_What this task involves_
Set down each record exactly as written.

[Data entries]
......

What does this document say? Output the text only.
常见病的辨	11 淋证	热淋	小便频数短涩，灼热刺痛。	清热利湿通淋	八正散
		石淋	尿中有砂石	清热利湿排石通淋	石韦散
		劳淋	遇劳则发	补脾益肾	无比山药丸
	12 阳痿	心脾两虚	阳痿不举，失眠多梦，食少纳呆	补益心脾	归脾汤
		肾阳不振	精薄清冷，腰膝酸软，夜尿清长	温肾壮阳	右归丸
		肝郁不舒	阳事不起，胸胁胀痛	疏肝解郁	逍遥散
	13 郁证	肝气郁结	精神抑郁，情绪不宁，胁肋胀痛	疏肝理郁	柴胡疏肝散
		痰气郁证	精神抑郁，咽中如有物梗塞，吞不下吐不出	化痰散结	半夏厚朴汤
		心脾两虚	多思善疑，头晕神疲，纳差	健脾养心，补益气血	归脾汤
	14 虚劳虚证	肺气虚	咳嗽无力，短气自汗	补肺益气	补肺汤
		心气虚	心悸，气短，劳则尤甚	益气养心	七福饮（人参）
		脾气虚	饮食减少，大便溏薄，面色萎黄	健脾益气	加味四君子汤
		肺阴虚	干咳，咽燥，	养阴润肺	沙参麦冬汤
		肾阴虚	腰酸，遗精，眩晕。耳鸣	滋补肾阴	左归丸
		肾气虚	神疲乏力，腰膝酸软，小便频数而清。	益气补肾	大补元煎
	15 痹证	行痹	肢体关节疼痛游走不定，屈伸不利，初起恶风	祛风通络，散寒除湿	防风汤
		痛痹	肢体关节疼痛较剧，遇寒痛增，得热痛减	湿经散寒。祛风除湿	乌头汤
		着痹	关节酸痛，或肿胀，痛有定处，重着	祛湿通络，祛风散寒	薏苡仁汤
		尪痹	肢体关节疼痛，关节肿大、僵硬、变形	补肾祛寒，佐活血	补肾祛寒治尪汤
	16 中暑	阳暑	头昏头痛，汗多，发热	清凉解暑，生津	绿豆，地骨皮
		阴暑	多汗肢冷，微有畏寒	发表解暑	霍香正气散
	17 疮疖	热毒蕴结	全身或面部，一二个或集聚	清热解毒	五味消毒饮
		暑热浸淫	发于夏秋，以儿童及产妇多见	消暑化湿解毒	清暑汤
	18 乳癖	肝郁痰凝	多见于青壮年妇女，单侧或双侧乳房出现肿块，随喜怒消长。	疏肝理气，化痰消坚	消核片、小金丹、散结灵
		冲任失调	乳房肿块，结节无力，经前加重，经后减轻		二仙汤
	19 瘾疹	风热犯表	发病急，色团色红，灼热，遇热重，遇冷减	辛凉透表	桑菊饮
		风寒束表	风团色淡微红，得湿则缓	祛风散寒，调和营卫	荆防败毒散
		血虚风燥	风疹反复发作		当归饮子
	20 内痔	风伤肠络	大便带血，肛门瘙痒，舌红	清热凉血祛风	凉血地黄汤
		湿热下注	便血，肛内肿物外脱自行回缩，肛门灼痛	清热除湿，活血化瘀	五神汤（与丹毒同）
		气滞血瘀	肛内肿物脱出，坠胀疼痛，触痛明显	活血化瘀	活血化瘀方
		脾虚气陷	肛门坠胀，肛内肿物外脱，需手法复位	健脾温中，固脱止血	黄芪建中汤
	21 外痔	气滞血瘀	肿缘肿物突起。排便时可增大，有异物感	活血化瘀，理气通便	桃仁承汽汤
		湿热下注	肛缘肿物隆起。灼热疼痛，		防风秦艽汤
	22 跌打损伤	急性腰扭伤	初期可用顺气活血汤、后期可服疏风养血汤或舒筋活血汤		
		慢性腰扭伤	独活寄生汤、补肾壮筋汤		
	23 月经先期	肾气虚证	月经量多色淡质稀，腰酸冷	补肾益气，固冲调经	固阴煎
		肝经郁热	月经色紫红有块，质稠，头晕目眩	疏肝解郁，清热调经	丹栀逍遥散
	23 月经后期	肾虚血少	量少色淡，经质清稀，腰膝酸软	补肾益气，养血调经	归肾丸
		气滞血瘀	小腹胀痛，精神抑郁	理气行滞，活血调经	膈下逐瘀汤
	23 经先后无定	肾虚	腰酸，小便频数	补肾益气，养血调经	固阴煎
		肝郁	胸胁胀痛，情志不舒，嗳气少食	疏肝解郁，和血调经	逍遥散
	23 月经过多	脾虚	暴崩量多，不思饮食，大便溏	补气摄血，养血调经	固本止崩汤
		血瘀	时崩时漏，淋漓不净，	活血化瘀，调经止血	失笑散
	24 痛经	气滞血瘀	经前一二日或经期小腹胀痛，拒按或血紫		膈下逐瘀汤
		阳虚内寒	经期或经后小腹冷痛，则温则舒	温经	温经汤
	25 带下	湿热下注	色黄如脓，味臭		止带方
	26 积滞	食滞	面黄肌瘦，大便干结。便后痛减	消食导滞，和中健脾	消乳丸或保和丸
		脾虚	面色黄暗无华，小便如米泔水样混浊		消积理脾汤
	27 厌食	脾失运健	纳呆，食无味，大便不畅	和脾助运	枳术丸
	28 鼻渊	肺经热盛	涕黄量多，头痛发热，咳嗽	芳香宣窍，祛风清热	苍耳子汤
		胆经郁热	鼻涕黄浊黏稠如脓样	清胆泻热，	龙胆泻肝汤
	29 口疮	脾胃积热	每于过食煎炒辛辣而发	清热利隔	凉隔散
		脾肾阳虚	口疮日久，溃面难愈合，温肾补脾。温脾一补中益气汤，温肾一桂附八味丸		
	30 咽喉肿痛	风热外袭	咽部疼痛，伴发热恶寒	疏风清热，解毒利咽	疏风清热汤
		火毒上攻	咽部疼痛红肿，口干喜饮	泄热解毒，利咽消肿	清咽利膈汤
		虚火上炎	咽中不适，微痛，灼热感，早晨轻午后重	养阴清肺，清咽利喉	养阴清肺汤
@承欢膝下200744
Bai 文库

......

_Written reply_
What does this document say? Output the text only.
常见病的辨	11 淋证	热淋	小便频数短涩，灼热刺痛。	清热利湿通淋	八正散
		石淋	尿中有砂石	清热利湿排石通淋	石韦散
		劳淋	遇劳则发	补脾益肾	无比山药丸
	12 阳痿	心脾两虚	阳痿不举，失眠多梦，食少纳呆	补益心脾	归脾汤
		肾阳不振	精薄清冷，腰膝酸软，夜尿清长	温肾壮阳	右归丸
		肝郁不舒	阳事不起，胸胁胀痛	疏肝解郁	逍遥散
	13 郁证	肝气郁结	精神抑郁，情绪不宁，胁肋胀痛	疏肝理郁	柴胡疏肝散
		痰气郁证	精神抑郁，咽中如有物梗塞，吞不下吐不出	化痰散结	半夏厚朴汤
		心脾两虚	多思善疑，头晕神疲，纳差	健脾养心，补益气血	归脾汤
	14 虚劳虚证	肺气虚	咳嗽无力，短气自汗	补肺益气	补肺汤
		心气虚	心悸，气短，劳则尤甚	益气养心	七福饮（人参）
		脾气虚	饮食减少，大便溏薄，面色萎黄	健脾益气	加味四君子汤
		肺阴虚	干咳，咽燥，	养阴润肺	沙参麦冬汤
		肾阴虚	腰酸，遗精，眩晕。耳鸣	滋补肾阴	左归丸
		肾气虚	神疲乏力，腰膝酸软，小便频数而清。	益气补肾	大补元煎
	15 痹证	行痹	肢体关节疼痛游走不定，屈伸不利，初起恶风	祛风通络，散寒除湿	防风汤
		痛痹	肢体关节疼痛较剧，遇寒痛增，得热痛减	湿经散寒。祛风除湿	乌头汤
		着痹	关节酸痛，或肿胀，痛有定处，重着	祛湿通络，祛风散寒	薏苡仁汤
		尪痹	肢体关节疼痛，关节肿大、僵硬、变形	补肾祛寒，佐活血	补肾祛寒治尪汤
	16 中暑	阳暑	头昏头痛，汗多，发热	清凉解暑，生津	绿豆，地骨皮
		阴暑	多汗肢冷，微有畏寒	发表解暑	霍香正气散
	17 疮疖	热毒蕴结	全身或面部，一二个或集聚	清热解毒	五味消毒饮
		暑热浸淫	发于夏秋，以儿童及产妇多见	消暑化湿解毒	清暑汤
	18 乳癖	肝郁痰凝	多见于青壮年妇女，单侧或双侧乳房出现肿块，随喜怒消长。	疏肝理气，化痰消坚	消核片、小金丹、散结灵
		冲任失调	乳房肿块，结节无力，经前加重，经后减轻		二仙汤
	19 瘾疹	风热犯表	发病急，色团色红，灼热，遇热重，遇冷减	辛凉透表	桑菊饮
		风寒束表	风团色淡微红，得湿则缓	祛风散寒，调和营卫	荆防败毒散
		血虚风燥	风疹反复发作		当归饮子
	20 内痔	风伤肠络	大便带血，肛门瘙痒，舌红	清热凉血祛风	凉血地黄汤
		湿热下注	便血，肛内肿物外脱自行回缩，肛门灼痛	清热除湿，活血化瘀	五神汤（与丹毒同）
		气滞血瘀	肛内肿物脱出，坠胀疼痛，触痛明显	活血化瘀	活血化瘀方
		脾虚气陷	肛门坠胀，肛内肿物外脱，需手法复位	健脾温中，固脱止血	黄芪建中汤
	21 外痔	气滞血瘀	肿缘肿物突起。排便时可增大，有异物感	活血化瘀，理气通便	桃仁承汽汤
		湿热下注	肛缘肿物隆起。灼热疼痛，		防风秦艽汤
	22 跌打损伤	急性腰扭伤	初期可用顺气活血汤、后期可服疏风养血汤或舒筋活血汤		
		慢性腰扭伤	独活寄生汤、补肾壮筋汤		
	23 月经先期	肾气虚证	月经量多色淡质稀，腰酸冷	补肾益气，固冲调经	固阴煎
		肝经郁热	月经色紫红有块，质稠，头晕目眩	疏肝解郁，清热调经	丹栀逍遥散
	23 月经后期	肾虚血少	量少色淡，经质清稀，腰膝酸软	补肾益气，养血调经	归肾丸
		气滞血瘀	小腹胀痛，精神抑郁	理气行滞，活血调经	膈下逐瘀汤
	23 经先后无定	肾虚	腰酸，小便频数	补肾益气，养血调经	固阴煎
		肝郁	胸胁胀痛，情志不舒，嗳气少食	疏肝解郁，和血调经	逍遥散
	23 月经过多	脾虚	暴崩量多，不思饮食，大便溏	补气摄血，养血调经	固本止崩汤
		血瘀	时崩时漏，淋漓不净，	活血化瘀，调经止血	失笑散
	24 痛经	气滞血瘀	经前一二日或经期小腹胀痛，拒按或血紫		膈下逐瘀汤
		阳虚内寒	经期或经后小腹冷痛，则温则舒	温经	温经汤
	25 带下	湿热下注	色黄如脓，味臭		止带方
	26 积滞	食滞	面黄肌瘦，大便干结。便后痛减	消食导滞，和中健脾	消乳丸或保和丸
		脾虚	面色黄暗无华，小便如米泔水样混浊		消积理脾汤
	27 厌食	脾失运健	纳呆，食无味，大便不畅	和脾助运	枳术丸
	28 鼻渊	肺经热盛	涕黄量多，头痛发热，咳嗽	芳香宣窍，祛风清热	苍耳子汤
		胆经郁热	鼻涕黄浊黏稠如脓样	清胆泻热，	龙胆泻肝汤
	29 口疮	脾胃积热	每于过食煎炒辛辣而发	清热利隔	凉隔散
		脾肾阳虚	口疮日久，溃面难愈合，温肾补脾。温脾一补中益气汤，温肾一桂附八味丸		
	30 咽喉肿痛	风热外袭	咽部疼痛，伴发热恶寒	疏风清热，解毒利咽	疏风清热汤
		火毒上攻	咽部疼痛红肿，口干喜饮	泄热解毒，利咽消肿	清咽利膈汤
		虚火上炎	咽中不适，微痛，灼热感，早晨轻午后重	养阴清肺，清咽利喉	养阴清肺汤
@承欢膝下200744
Bai 文库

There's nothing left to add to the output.